EXERCISE DESCRIPTION: The records that follow are to be transcribed in full, without their images.

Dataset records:
>>>

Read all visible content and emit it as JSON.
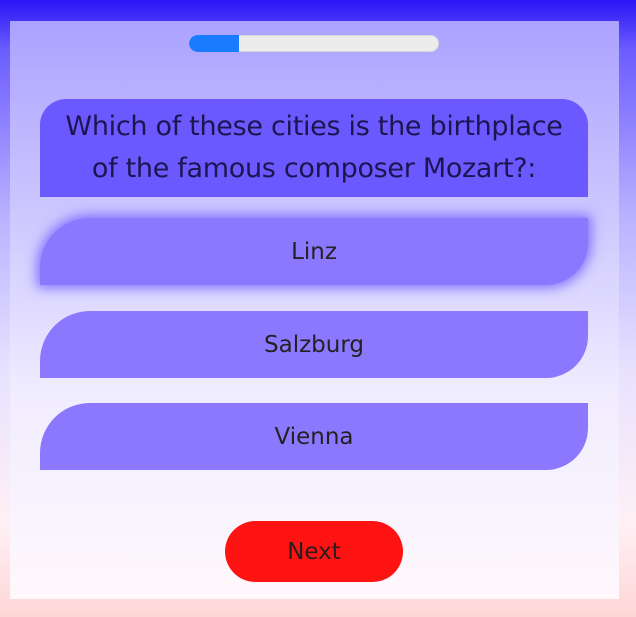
{
  "progress": {
    "value_fraction": 0.2,
    "fill_color": "#1a7bff"
  },
  "question": {
    "text": "Which of these cities is the birthplace of the famous composer Mozart?:"
  },
  "options": [
    {
      "label": "Linz",
      "selected": true
    },
    {
      "label": "Salzburg",
      "selected": false
    },
    {
      "label": "Vienna",
      "selected": false
    }
  ],
  "next_button": {
    "label": "Next",
    "color": "#ff1212"
  },
  "colors": {
    "question_bg": "#6a59ff",
    "option_bg": "#8b78ff"
  }
}
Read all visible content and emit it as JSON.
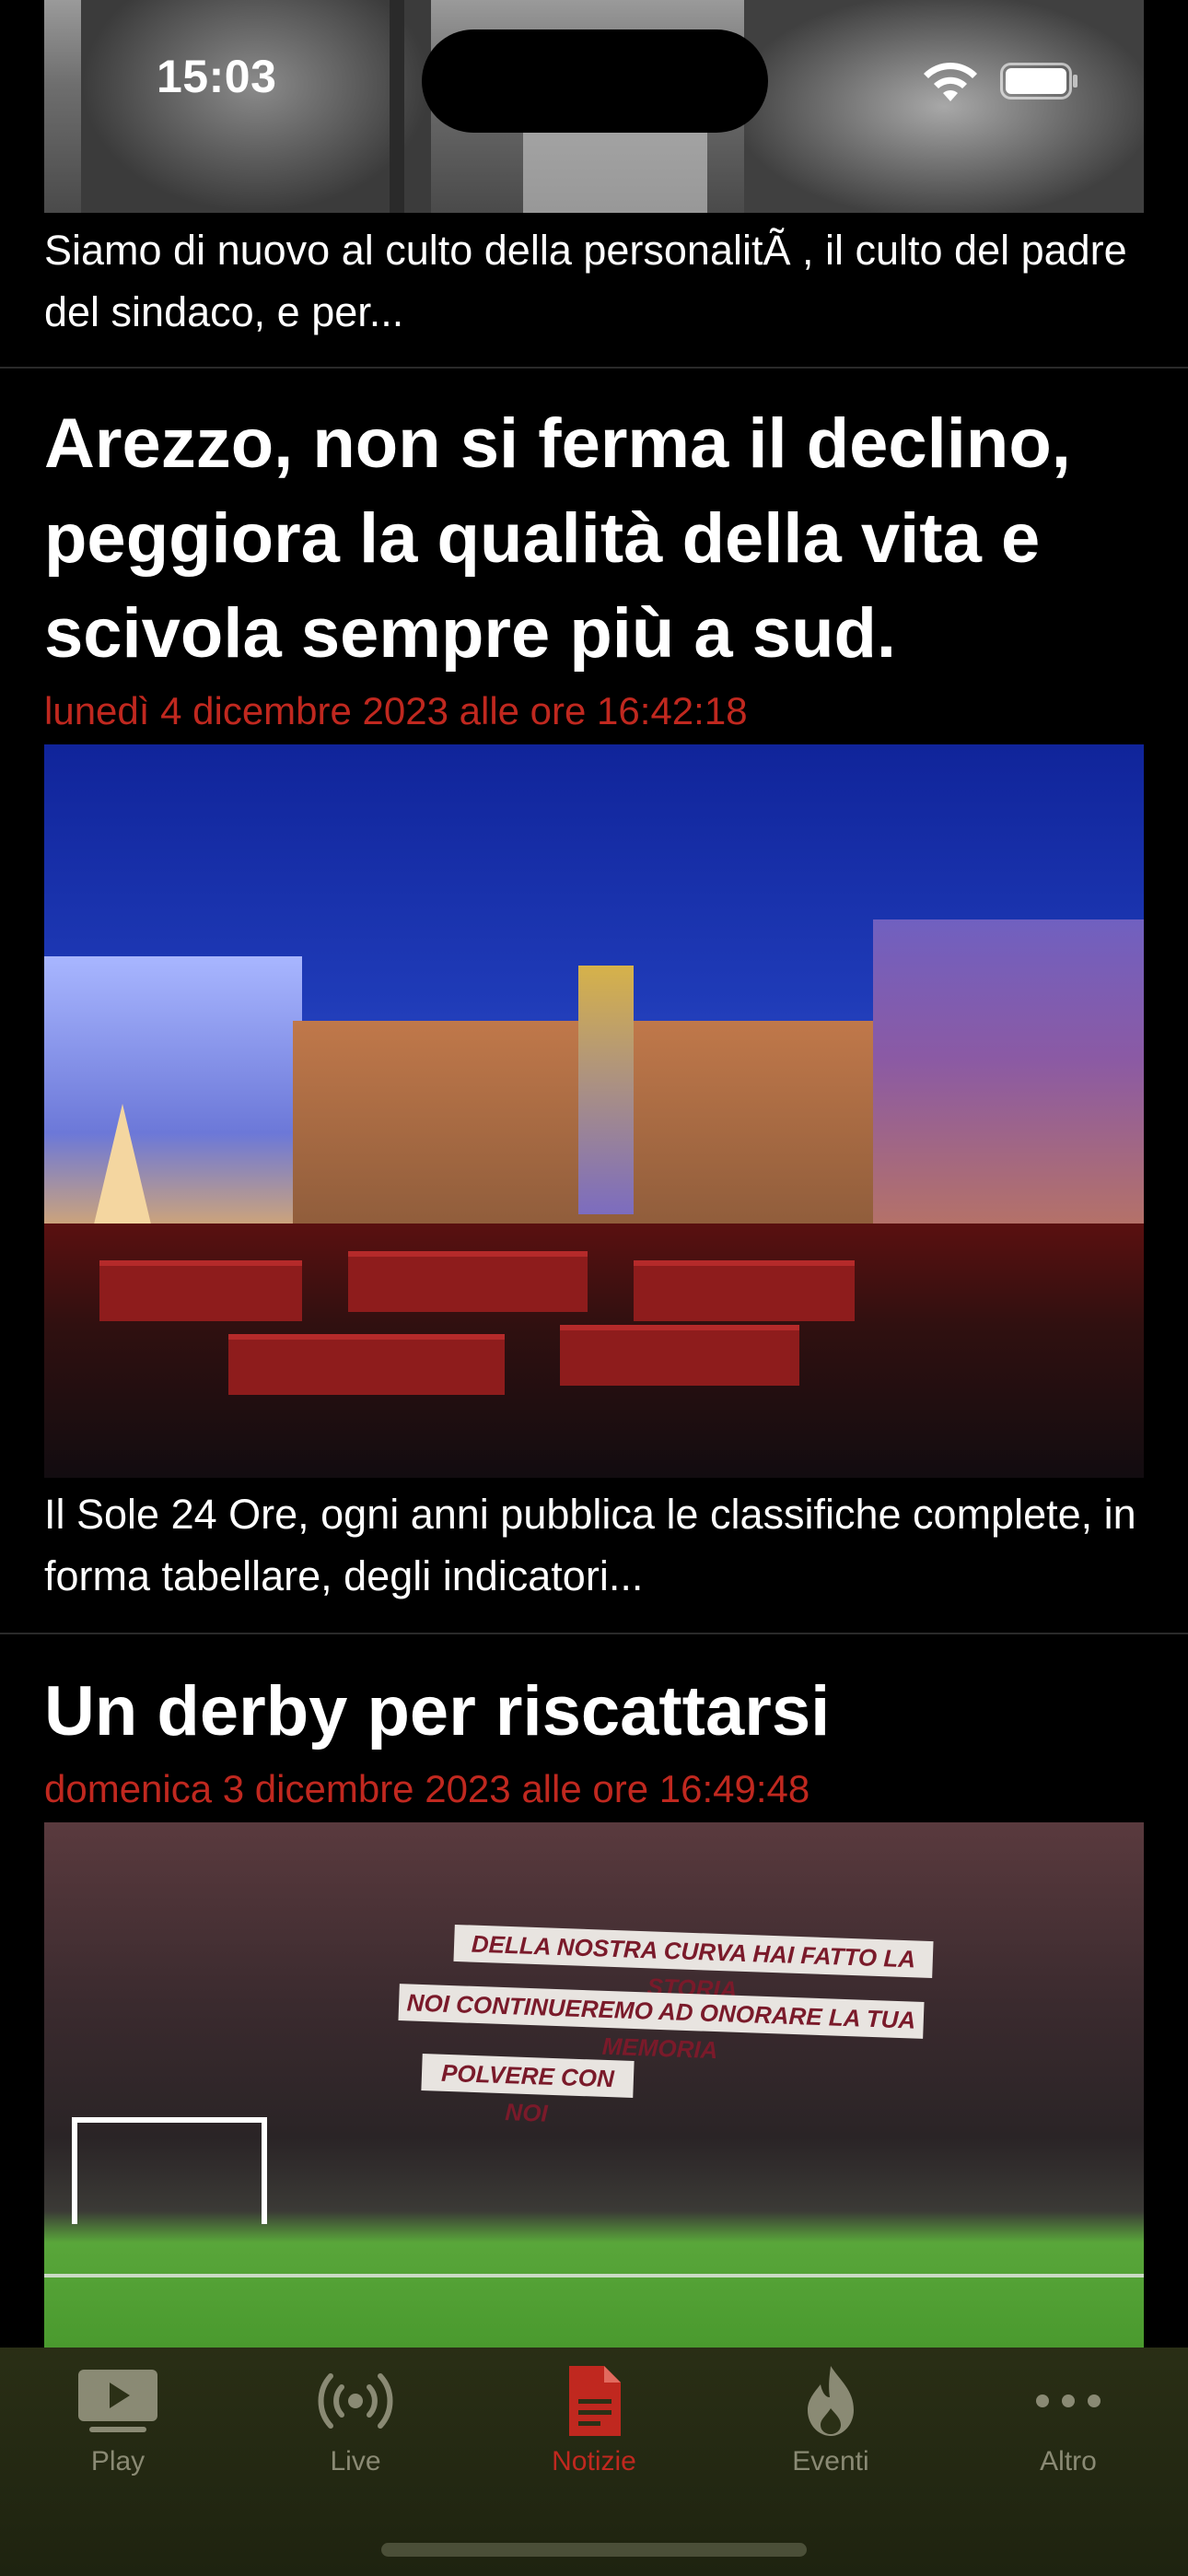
{
  "status_bar": {
    "time": "15:03"
  },
  "top_article": {
    "snippet": "Siamo di nuovo al culto della personalitÃ , il culto del padre del sindaco, e per..."
  },
  "articles": [
    {
      "title": "Arezzo, non si ferma il declino, peggiora la qualità della vita e scivola sempre più a sud.",
      "date": "lunedì 4 dicembre 2023 alle ore 16:42:18",
      "snippet": "Il Sole 24 Ore, ogni anni pubblica le classifiche complete, in forma tabellare, degli indicatori..."
    },
    {
      "title": "Un derby per riscattarsi",
      "date": "domenica 3 dicembre 2023 alle ore 16:49:48",
      "banners": [
        "DELLA NOSTRA CURVA HAI FATTO LA STORIA",
        "NOI CONTINUEREMO AD ONORARE LA TUA MEMORIA",
        "POLVERE CON NOI"
      ]
    }
  ],
  "tab_bar": {
    "tabs": [
      {
        "label": "Play",
        "icon": "play-icon"
      },
      {
        "label": "Live",
        "icon": "broadcast-icon"
      },
      {
        "label": "Notizie",
        "icon": "document-icon"
      },
      {
        "label": "Eventi",
        "icon": "flame-icon"
      },
      {
        "label": "Altro",
        "icon": "more-icon"
      }
    ],
    "active_color": "#c0281f",
    "inactive_color": "#8a8a74"
  },
  "colors": {
    "date": "#c0281f",
    "background": "#000000"
  }
}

<<<

OUTPUT:
Read all visible content and emit it as JSON.
{
  "progress": {
    "value_fraction": 0.2,
    "fill_color": "#1a7bff"
  },
  "question": {
    "text": "Which of these cities is the birthplace of the famous composer Mozart?:"
  },
  "options": [
    {
      "label": "Linz",
      "selected": true
    },
    {
      "label": "Salzburg",
      "selected": false
    },
    {
      "label": "Vienna",
      "selected": false
    }
  ],
  "next_button": {
    "label": "Next",
    "color": "#ff1212"
  },
  "colors": {
    "question_bg": "#6a59ff",
    "option_bg": "#8b78ff"
  }
}
Read all visible content and emit it as JSON.
{
  "status_bar": {
    "time": "15:03"
  },
  "top_article": {
    "snippet": "Siamo di nuovo al culto della personalitÃ , il culto del padre del sindaco, e per..."
  },
  "articles": [
    {
      "title": "Arezzo, non si ferma il declino, peggiora la qualità della vita e scivola sempre più a sud.",
      "date": "lunedì 4 dicembre 2023 alle ore 16:42:18",
      "snippet": "Il Sole 24 Ore, ogni anni pubblica le classifiche complete, in forma tabellare, degli indicatori..."
    },
    {
      "title": "Un derby per riscattarsi",
      "date": "domenica 3 dicembre 2023 alle ore 16:49:48",
      "banners": [
        "DELLA NOSTRA CURVA HAI FATTO LA STORIA",
        "NOI CONTINUEREMO AD ONORARE LA TUA MEMORIA",
        "POLVERE CON NOI"
      ]
    }
  ],
  "tab_bar": {
    "tabs": [
      {
        "label": "Play",
        "icon": "play-icon"
      },
      {
        "label": "Live",
        "icon": "broadcast-icon"
      },
      {
        "label": "Notizie",
        "icon": "document-icon"
      },
      {
        "label": "Eventi",
        "icon": "flame-icon"
      },
      {
        "label": "Altro",
        "icon": "more-icon"
      }
    ],
    "active_color": "#c0281f",
    "inactive_color": "#8a8a74"
  },
  "colors": {
    "date": "#c0281f",
    "background": "#000000"
  }
}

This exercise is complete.